### YOUR TASK:
Repeat the whole listing below, word for word.

### DATASET RECORDS:
★ ★ ★ ★ ★ ★ ★

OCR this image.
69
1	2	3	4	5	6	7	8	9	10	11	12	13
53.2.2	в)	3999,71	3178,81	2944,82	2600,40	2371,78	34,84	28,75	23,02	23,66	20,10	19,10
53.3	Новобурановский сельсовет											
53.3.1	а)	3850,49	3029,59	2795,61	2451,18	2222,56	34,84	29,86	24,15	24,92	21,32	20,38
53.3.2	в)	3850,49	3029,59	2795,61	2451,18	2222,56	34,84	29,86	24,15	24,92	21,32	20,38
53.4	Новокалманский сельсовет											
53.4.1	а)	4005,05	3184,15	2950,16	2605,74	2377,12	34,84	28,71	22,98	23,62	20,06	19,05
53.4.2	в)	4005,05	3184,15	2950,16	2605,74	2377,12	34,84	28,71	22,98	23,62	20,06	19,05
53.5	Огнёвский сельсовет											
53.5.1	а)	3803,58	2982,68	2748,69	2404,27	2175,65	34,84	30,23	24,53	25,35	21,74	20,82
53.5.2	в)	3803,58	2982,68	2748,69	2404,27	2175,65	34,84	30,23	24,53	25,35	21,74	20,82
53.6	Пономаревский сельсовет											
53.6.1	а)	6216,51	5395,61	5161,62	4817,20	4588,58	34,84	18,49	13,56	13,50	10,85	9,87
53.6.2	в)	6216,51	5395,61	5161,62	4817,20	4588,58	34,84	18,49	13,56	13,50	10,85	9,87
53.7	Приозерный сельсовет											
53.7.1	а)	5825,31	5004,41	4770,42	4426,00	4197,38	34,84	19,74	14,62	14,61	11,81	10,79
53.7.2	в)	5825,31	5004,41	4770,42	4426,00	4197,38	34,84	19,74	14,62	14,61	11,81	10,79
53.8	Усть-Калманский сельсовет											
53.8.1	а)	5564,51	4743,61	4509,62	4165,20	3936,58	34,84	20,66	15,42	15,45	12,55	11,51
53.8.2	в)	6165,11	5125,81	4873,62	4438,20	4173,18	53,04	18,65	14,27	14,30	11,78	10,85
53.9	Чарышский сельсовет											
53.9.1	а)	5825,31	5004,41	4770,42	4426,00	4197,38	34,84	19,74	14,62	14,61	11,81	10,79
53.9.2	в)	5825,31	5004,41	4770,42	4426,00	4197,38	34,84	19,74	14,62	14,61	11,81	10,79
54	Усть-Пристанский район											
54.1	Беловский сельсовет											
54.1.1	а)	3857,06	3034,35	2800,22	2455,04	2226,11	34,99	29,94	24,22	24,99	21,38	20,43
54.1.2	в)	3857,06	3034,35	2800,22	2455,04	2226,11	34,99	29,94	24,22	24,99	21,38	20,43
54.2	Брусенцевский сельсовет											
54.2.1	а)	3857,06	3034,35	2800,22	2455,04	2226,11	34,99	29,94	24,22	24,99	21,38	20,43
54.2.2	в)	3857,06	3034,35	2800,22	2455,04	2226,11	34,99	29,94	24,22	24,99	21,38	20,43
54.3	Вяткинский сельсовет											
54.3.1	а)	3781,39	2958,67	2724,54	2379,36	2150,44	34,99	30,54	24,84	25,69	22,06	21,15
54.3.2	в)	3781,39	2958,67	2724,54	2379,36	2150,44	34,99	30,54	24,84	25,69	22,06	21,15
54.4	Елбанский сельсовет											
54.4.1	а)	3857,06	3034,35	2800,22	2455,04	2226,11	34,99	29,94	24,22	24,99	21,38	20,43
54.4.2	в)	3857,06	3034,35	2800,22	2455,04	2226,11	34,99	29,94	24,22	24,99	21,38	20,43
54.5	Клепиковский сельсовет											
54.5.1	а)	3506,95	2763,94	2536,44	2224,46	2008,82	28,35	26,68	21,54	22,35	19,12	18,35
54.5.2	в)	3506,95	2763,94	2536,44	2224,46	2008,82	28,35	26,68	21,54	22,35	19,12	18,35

★ ★ ★ ★ ★ ★ ★

### WRITTEN REPLY:
OCR this image.
69
1	2	3	4	5	6	7	8	9	10	11	12	13
53.2.2	в)	3999,71	3178,81	2944,82	2600,40	2371,78	34,84	28,75	23,02	23,66	20,10	19,10
53.3	Новобурановский сельсовет											
53.3.1	а)	3850,49	3029,59	2795,61	2451,18	2222,56	34,84	29,86	24,15	24,92	21,32	20,38
53.3.2	в)	3850,49	3029,59	2795,61	2451,18	2222,56	34,84	29,86	24,15	24,92	21,32	20,38
53.4	Новокалманский сельсовет											
53.4.1	а)	4005,05	3184,15	2950,16	2605,74	2377,12	34,84	28,71	22,98	23,62	20,06	19,05
53.4.2	в)	4005,05	3184,15	2950,16	2605,74	2377,12	34,84	28,71	22,98	23,62	20,06	19,05
53.5	Огнёвский сельсовет											
53.5.1	а)	3803,58	2982,68	2748,69	2404,27	2175,65	34,84	30,23	24,53	25,35	21,74	20,82
53.5.2	в)	3803,58	2982,68	2748,69	2404,27	2175,65	34,84	30,23	24,53	25,35	21,74	20,82
53.6	Пономаревский сельсовет											
53.6.1	а)	6216,51	5395,61	5161,62	4817,20	4588,58	34,84	18,49	13,56	13,50	10,85	9,87
53.6.2	в)	6216,51	5395,61	5161,62	4817,20	4588,58	34,84	18,49	13,56	13,50	10,85	9,87
53.7	Приозерный сельсовет											
53.7.1	а)	5825,31	5004,41	4770,42	4426,00	4197,38	34,84	19,74	14,62	14,61	11,81	10,79
53.7.2	в)	5825,31	5004,41	4770,42	4426,00	4197,38	34,84	19,74	14,62	14,61	11,81	10,79
53.8	Усть-Калманский сельсовет											
53.8.1	а)	5564,51	4743,61	4509,62	4165,20	3936,58	34,84	20,66	15,42	15,45	12,55	11,51
53.8.2	в)	6165,11	5125,81	4873,62	4438,20	4173,18	53,04	18,65	14,27	14,30	11,78	10,85
53.9	Чарышский сельсовет											
53.9.1	а)	5825,31	5004,41	4770,42	4426,00	4197,38	34,84	19,74	14,62	14,61	11,81	10,79
53.9.2	в)	5825,31	5004,41	4770,42	4426,00	4197,38	34,84	19,74	14,62	14,61	11,81	10,79
54	Усть-Пристанский район											
54.1	Беловский сельсовет											
54.1.1	а)	3857,06	3034,35	2800,22	2455,04	2226,11	34,99	29,94	24,22	24,99	21,38	20,43
54.1.2	в)	3857,06	3034,35	2800,22	2455,04	2226,11	34,99	29,94	24,22	24,99	21,38	20,43
54.2	Брусенцевский сельсовет											
54.2.1	а)	3857,06	3034,35	2800,22	2455,04	2226,11	34,99	29,94	24,22	24,99	21,38	20,43
54.2.2	в)	3857,06	3034,35	2800,22	2455,04	2226,11	34,99	29,94	24,22	24,99	21,38	20,43
54.3	Вяткинский сельсовет											
54.3.1	а)	3781,39	2958,67	2724,54	2379,36	2150,44	34,99	30,54	24,84	25,69	22,06	21,15
54.3.2	в)	3781,39	2958,67	2724,54	2379,36	2150,44	34,99	30,54	24,84	25,69	22,06	21,15
54.4	Елбанский сельсовет											
54.4.1	а)	3857,06	3034,35	2800,22	2455,04	2226,11	34,99	29,94	24,22	24,99	21,38	20,43
54.4.2	в)	3857,06	3034,35	2800,22	2455,04	2226,11	34,99	29,94	24,22	24,99	21,38	20,43
54.5	Клепиковский сельсовет											
54.5.1	а)	3506,95	2763,94	2536,44	2224,46	2008,82	28,35	26,68	21,54	22,35	19,12	18,35
54.5.2	в)	3506,95	2763,94	2536,44	2224,46	2008,82	28,35	26,68	21,54	22,35	19,12	18,35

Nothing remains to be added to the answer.